[begin DATA FOR THIS TASK]
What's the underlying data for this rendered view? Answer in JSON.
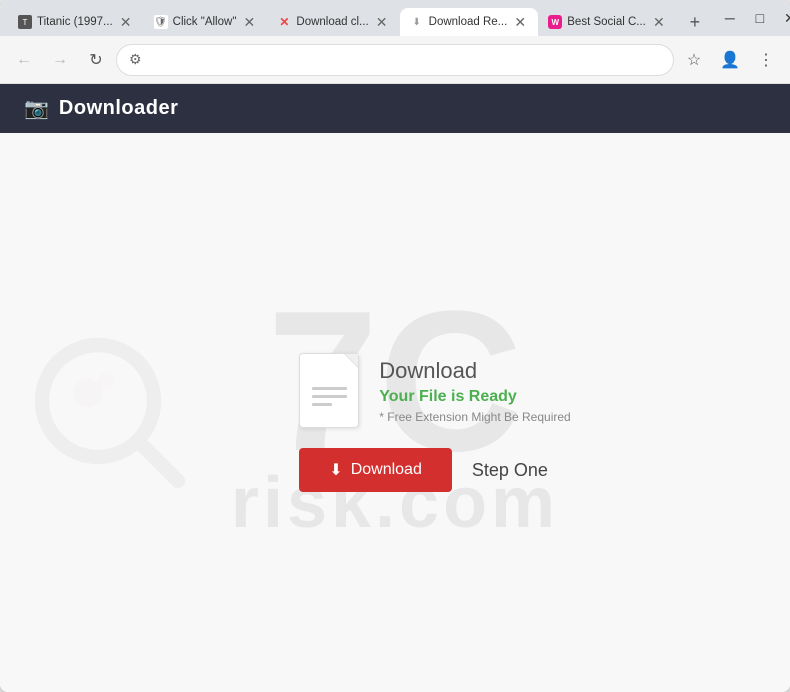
{
  "browser": {
    "tabs": [
      {
        "id": "titanic",
        "label": "Titanic (1997...",
        "favicon_type": "titanic",
        "favicon_text": "T",
        "active": false
      },
      {
        "id": "allow",
        "label": "Click \"Allow\"",
        "favicon_type": "allow",
        "favicon_text": "🛡",
        "active": false
      },
      {
        "id": "download-closed",
        "label": "Download cl...",
        "favicon_type": "download-x",
        "favicon_text": "✕",
        "active": false
      },
      {
        "id": "download-active",
        "label": "Download Re...",
        "favicon_type": "download-active",
        "favicon_text": "⬇",
        "active": true
      },
      {
        "id": "social",
        "label": "Best Social C...",
        "favicon_type": "social",
        "favicon_text": "W",
        "active": false
      }
    ],
    "new_tab_btn": "+",
    "window_controls": {
      "minimize": "─",
      "maximize": "□",
      "close": "✕"
    },
    "nav": {
      "back": "←",
      "forward": "→",
      "reload": "↻",
      "address_icon": "⚙",
      "address_url": "",
      "bookmark": "☆",
      "profile": "👤",
      "menu": "⋮"
    }
  },
  "app_header": {
    "icon": "📷",
    "title": "Downloader"
  },
  "watermark": {
    "letters": "7C",
    "text": "risk.com"
  },
  "download_section": {
    "title": "Download",
    "ready_text": "Your File is Ready",
    "note_text": "* Free Extension Might Be Required",
    "download_btn_label": "Download",
    "step_label": "Step One"
  }
}
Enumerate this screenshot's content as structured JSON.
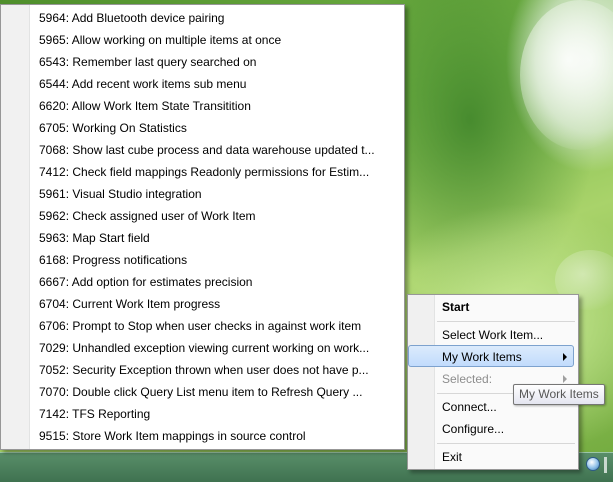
[end DATA FOR THIS TASK]
» TASK STATEMENT: Do not copy the pictures, but repeat every line exactly.

» EXERCISE RESULT:
What's the underlying data for this rendered view? Answer in JSON.
{
  "browser": {
    "tabs": [
      {
        "id": "titanic",
        "label": "Titanic (1997...",
        "favicon_type": "titanic",
        "favicon_text": "T",
        "active": false
      },
      {
        "id": "allow",
        "label": "Click \"Allow\"",
        "favicon_type": "allow",
        "favicon_text": "🛡",
        "active": false
      },
      {
        "id": "download-closed",
        "label": "Download cl...",
        "favicon_type": "download-x",
        "favicon_text": "✕",
        "active": false
      },
      {
        "id": "download-active",
        "label": "Download Re...",
        "favicon_type": "download-active",
        "favicon_text": "⬇",
        "active": true
      },
      {
        "id": "social",
        "label": "Best Social C...",
        "favicon_type": "social",
        "favicon_text": "W",
        "active": false
      }
    ],
    "new_tab_btn": "+",
    "window_controls": {
      "minimize": "─",
      "maximize": "□",
      "close": "✕"
    },
    "nav": {
      "back": "←",
      "forward": "→",
      "reload": "↻",
      "address_icon": "⚙",
      "address_url": "",
      "bookmark": "☆",
      "profile": "👤",
      "menu": "⋮"
    }
  },
  "app_header": {
    "icon": "📷",
    "title": "Downloader"
  },
  "watermark": {
    "letters": "7C",
    "text": "risk.com"
  },
  "download_section": {
    "title": "Download",
    "ready_text": "Your File is Ready",
    "note_text": "* Free Extension Might Be Required",
    "download_btn_label": "Download",
    "step_label": "Step One"
  }
}
Enumerate this screenshot's content as structured JSON.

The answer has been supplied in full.